Stored items from a collection:
───
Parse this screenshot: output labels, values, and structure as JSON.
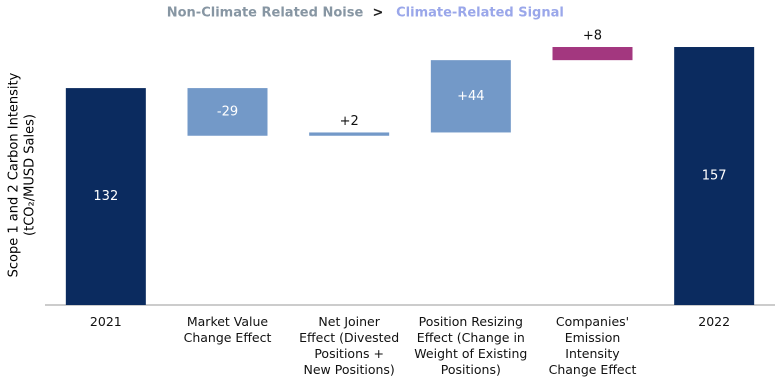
{
  "chart_data": {
    "type": "waterfall",
    "annotations": [
      {
        "text": "Non-Climate Related Noise",
        "color": "#8796a3"
      },
      {
        "text": ">",
        "color": "#222222"
      },
      {
        "text": "Climate-Related Signal",
        "color": "#9aa7ea"
      }
    ],
    "y_label": [
      "Scope 1 and 2 Carbon Intensity",
      "(tCO₂/MUSD Sales)"
    ],
    "categories": [
      "2021",
      "Market Value\nChange Effect",
      "Net Joiner\nEffect (Divested\nPositions +\nNew Positions)",
      "Position Resizing\nEffect (Change in\nWeight of Existing\nPositions)",
      "Companies'\nEmission\nIntensity\nChange Effect",
      "2022"
    ],
    "values": [
      132,
      -29,
      2,
      44,
      8,
      157
    ],
    "value_labels": [
      "132",
      "-29",
      "+2",
      "+44",
      "+8",
      "157"
    ],
    "totals": [
      true,
      false,
      false,
      false,
      false,
      true
    ],
    "colors": [
      "#0b2b5f",
      "#7399c8",
      "#7399c8",
      "#7399c8",
      "#a3377f",
      "#0b2b5f"
    ],
    "ylim": [
      0,
      185
    ]
  }
}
───
Written instruction
From the data above, count the lines where "nChange" occurs and give that figure and nothing else.

Correct answer
2